● EXERCISE BRIEF
Skip the images and copy each record exactly as written.

● MATERIAL TO PROCESS

○ ○ ○ ○ ○ ○ ○

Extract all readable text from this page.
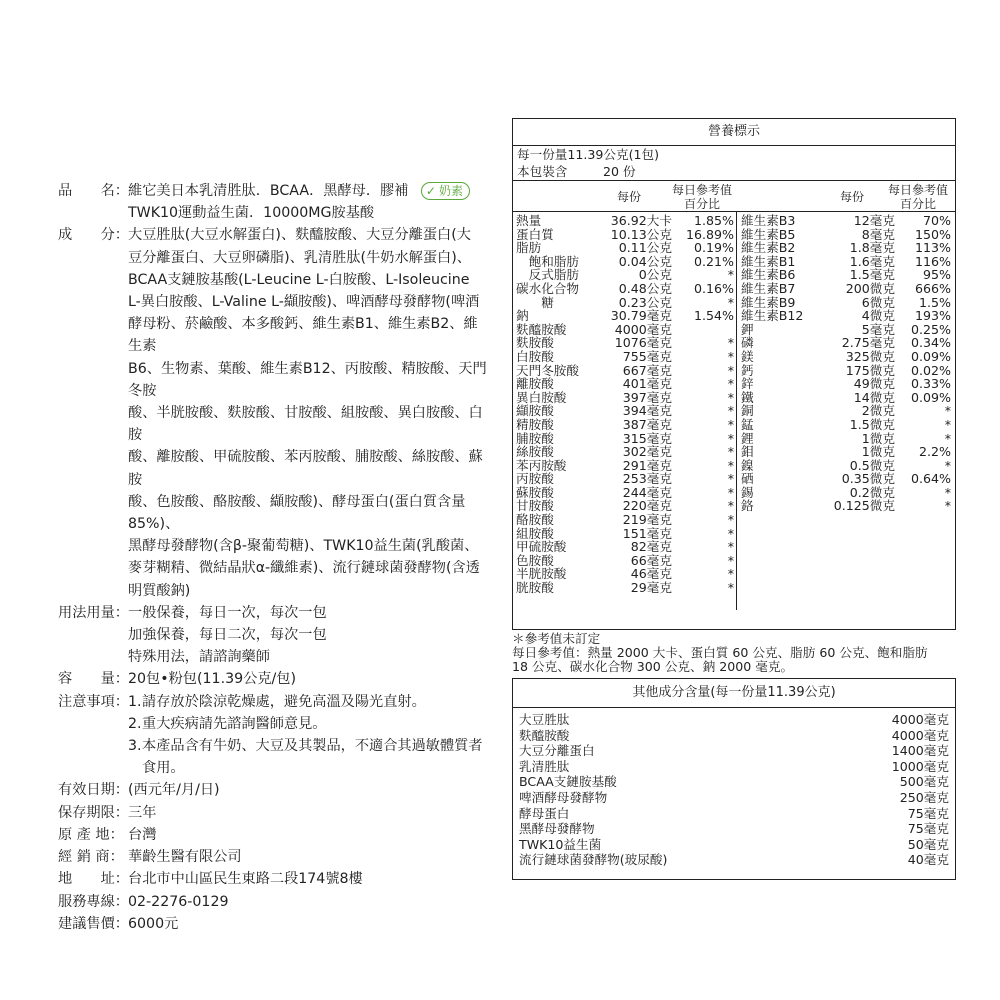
品　　名： 維它美日本乳清胜肽．BCAA．黑酵母．膠補 ✓ 奶素

TWK10運動益生菌．10000MG胺基酸
成　　分： 大豆胜肽(大豆水解蛋白)、麩醯胺酸、大豆分離蛋白(大
豆分離蛋白、大豆卵磷脂)、乳清胜肽(牛奶水解蛋白)、
BCAA支鏈胺基酸(L-Leucine L-白胺酸、L-Isoleucine
L-異白胺酸、L-Valine L-纈胺酸)、啤酒酵母發酵物(啤酒
酵母粉、菸鹼酸、本多酸鈣、維生素B1、維生素B2、維生素
B6、生物素、葉酸、維生素B12、丙胺酸、精胺酸、天門冬胺
酸、半胱胺酸、麩胺酸、甘胺酸、組胺酸、異白胺酸、白胺
酸、離胺酸、甲硫胺酸、苯丙胺酸、脯胺酸、絲胺酸、蘇胺
酸、色胺酸、酪胺酸、纈胺酸)、酵母蛋白(蛋白質含量85%)、
黑酵母發酵物(含β-聚葡萄糖)、TWK10益生菌(乳酸菌、
麥芽糊精、微結晶狀α-纖維素)、流行鏈球菌發酵物(含透
明質酸鈉)
用法用量： 一般保養，每日一次，每次一包
加強保養，每日二次，每次一包
特殊用法，請諮詢藥師
容　　量： 20包•粉包(11.39公克/包)
注意事項： 1. 請存放於陰涼乾燥處，避免高溫及陽光直射。
2. 重大疾病請先諮詢醫師意見。
3. 本產品含有牛奶、大豆及其製品，不適合其過敏體質者食用。
有效日期： (西元年/月/日)
保存期限： 三年
原 產 地： 台灣
經 銷 商： 華齡生醫有限公司
地　　址： 台北市中山區民生東路二段174號8樓
服務專線： 02-2276-0129
建議售價： 6000元
營養標示
每一份量11.39公克(1包)
本包裝含	20 份
每份	每日參考值
百分比	每份 每日參考值
百分比
熱量	36.92大卡 1.85%
蛋白質	10.13公克 16.89%
脂肪	0.11公克 0.19%
　飽和脂肪	0.04公克 0.21%
　反式脂肪	0公克	*
碳水化合物	0.48公克 0.16%
　　糖	0.23公克	*
鈉	30.79毫克 1.54%
麩醯胺酸	4000毫克
麩胺酸	1076毫克	*
白胺酸	755毫克	*
天門冬胺酸	667毫克	*
離胺酸	401毫克	*
異白胺酸	397毫克	*
纈胺酸	394毫克	*
精胺酸	387毫克	*
脯胺酸	315毫克	*
絲胺酸	302毫克	*
苯丙胺酸	291毫克	*
丙胺酸	253毫克	*
蘇胺酸	244毫克	*
甘胺酸	220毫克	*
酪胺酸	219毫克	*
組胺酸	151毫克	*
甲硫胺酸	82毫克	*
色胺酸	66毫克	*
半胱胺酸	46毫克	*
胱胺酸	29毫克	*
維生素B3	12毫克 70%
維生素B5	8毫克 150%
維生素B2	1.8毫克 113%
維生素B1	1.6毫克 116%
維生素B6	1.5毫克 95%
維生素B7	200微克 666%
維生素B9	6微克 1.5%
維生素B12	4微克 193%
鉀	5毫克 0.25%
磷	2.75毫克 0.34%
鎂	325微克 0.09%
鈣	175微克 0.02%
鋅	49微克 0.33%
鐵	14微克 0.09%
銅	2微克	*
錳	1.5微克	*
鋰	1微克	*
鉬	1微克 2.2%
鎳	0.5微克	*
硒	0.35微克 0.64%
錫	0.2微克	*
鉻	0.125微克	*
＊參考值未訂定
每日參考值：熱量 2000 大卡、蛋白質 60 公克、脂肪 60 公克、飽和脂肪
18 公克、碳水化合物 300 公克、鈉 2000 毫克。
其他成分含量(每一份量11.39公克)
大豆胜肽	4000毫克
麩醯胺酸	4000毫克
大豆分離蛋白	1400毫克
乳清胜肽	1000毫克
BCAA支鏈胺基酸	500毫克
啤酒酵母發酵物	250毫克
酵母蛋白	75毫克
黑酵母發酵物	75毫克
TWK10益生菌	50毫克
流行鏈球菌發酵物(玻尿酸)	40毫克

○ ○ ○ ○ ○ ○ ○

● FINISHED ANSWER
Extract all readable text from this page.
品　　名： 維它美日本乳清胜肽．BCAA．黑酵母．膠補 ✓ 奶素

TWK10運動益生菌．10000MG胺基酸
成　　分： 大豆胜肽(大豆水解蛋白)、麩醯胺酸、大豆分離蛋白(大
豆分離蛋白、大豆卵磷脂)、乳清胜肽(牛奶水解蛋白)、
BCAA支鏈胺基酸(L-Leucine L-白胺酸、L-Isoleucine
L-異白胺酸、L-Valine L-纈胺酸)、啤酒酵母發酵物(啤酒
酵母粉、菸鹼酸、本多酸鈣、維生素B1、維生素B2、維生素
B6、生物素、葉酸、維生素B12、丙胺酸、精胺酸、天門冬胺
酸、半胱胺酸、麩胺酸、甘胺酸、組胺酸、異白胺酸、白胺
酸、離胺酸、甲硫胺酸、苯丙胺酸、脯胺酸、絲胺酸、蘇胺
酸、色胺酸、酪胺酸、纈胺酸)、酵母蛋白(蛋白質含量85%)、
黑酵母發酵物(含β-聚葡萄糖)、TWK10益生菌(乳酸菌、
麥芽糊精、微結晶狀α-纖維素)、流行鏈球菌發酵物(含透
明質酸鈉)
用法用量： 一般保養，每日一次，每次一包
加強保養，每日二次，每次一包
特殊用法，請諮詢藥師
容　　量： 20包•粉包(11.39公克/包)
注意事項： 1. 請存放於陰涼乾燥處，避免高溫及陽光直射。
2. 重大疾病請先諮詢醫師意見。
3. 本產品含有牛奶、大豆及其製品，不適合其過敏體質者食用。
有效日期： (西元年/月/日)
保存期限： 三年
原 產 地： 台灣
經 銷 商： 華齡生醫有限公司
地　　址： 台北市中山區民生東路二段174號8樓
服務專線： 02-2276-0129
建議售價： 6000元
營養標示
每一份量11.39公克(1包)
本包裝含	20 份
每份	每日參考值
百分比	每份 每日參考值
百分比
熱量	36.92大卡 1.85%
蛋白質	10.13公克 16.89%
脂肪	0.11公克 0.19%
　飽和脂肪	0.04公克 0.21%
　反式脂肪	0公克	*
碳水化合物	0.48公克 0.16%
　　糖	0.23公克	*
鈉	30.79毫克 1.54%
麩醯胺酸	4000毫克
麩胺酸	1076毫克	*
白胺酸	755毫克	*
天門冬胺酸	667毫克	*
離胺酸	401毫克	*
異白胺酸	397毫克	*
纈胺酸	394毫克	*
精胺酸	387毫克	*
脯胺酸	315毫克	*
絲胺酸	302毫克	*
苯丙胺酸	291毫克	*
丙胺酸	253毫克	*
蘇胺酸	244毫克	*
甘胺酸	220毫克	*
酪胺酸	219毫克	*
組胺酸	151毫克	*
甲硫胺酸	82毫克	*
色胺酸	66毫克	*
半胱胺酸	46毫克	*
胱胺酸	29毫克	*
維生素B3	12毫克 70%
維生素B5	8毫克 150%
維生素B2	1.8毫克 113%
維生素B1	1.6毫克 116%
維生素B6	1.5毫克 95%
維生素B7	200微克 666%
維生素B9	6微克 1.5%
維生素B12	4微克 193%
鉀	5毫克 0.25%
磷	2.75毫克 0.34%
鎂	325微克 0.09%
鈣	175微克 0.02%
鋅	49微克 0.33%
鐵	14微克 0.09%
銅	2微克	*
錳	1.5微克	*
鋰	1微克	*
鉬	1微克 2.2%
鎳	0.5微克	*
硒	0.35微克 0.64%
錫	0.2微克	*
鉻	0.125微克	*
＊參考值未訂定
每日參考值：熱量 2000 大卡、蛋白質 60 公克、脂肪 60 公克、飽和脂肪
18 公克、碳水化合物 300 公克、鈉 2000 毫克。
其他成分含量(每一份量11.39公克)
大豆胜肽	4000毫克
麩醯胺酸	4000毫克
大豆分離蛋白	1400毫克
乳清胜肽	1000毫克
BCAA支鏈胺基酸	500毫克
啤酒酵母發酵物	250毫克
酵母蛋白	75毫克
黑酵母發酵物	75毫克
TWK10益生菌	50毫克
流行鏈球菌發酵物(玻尿酸)	40毫克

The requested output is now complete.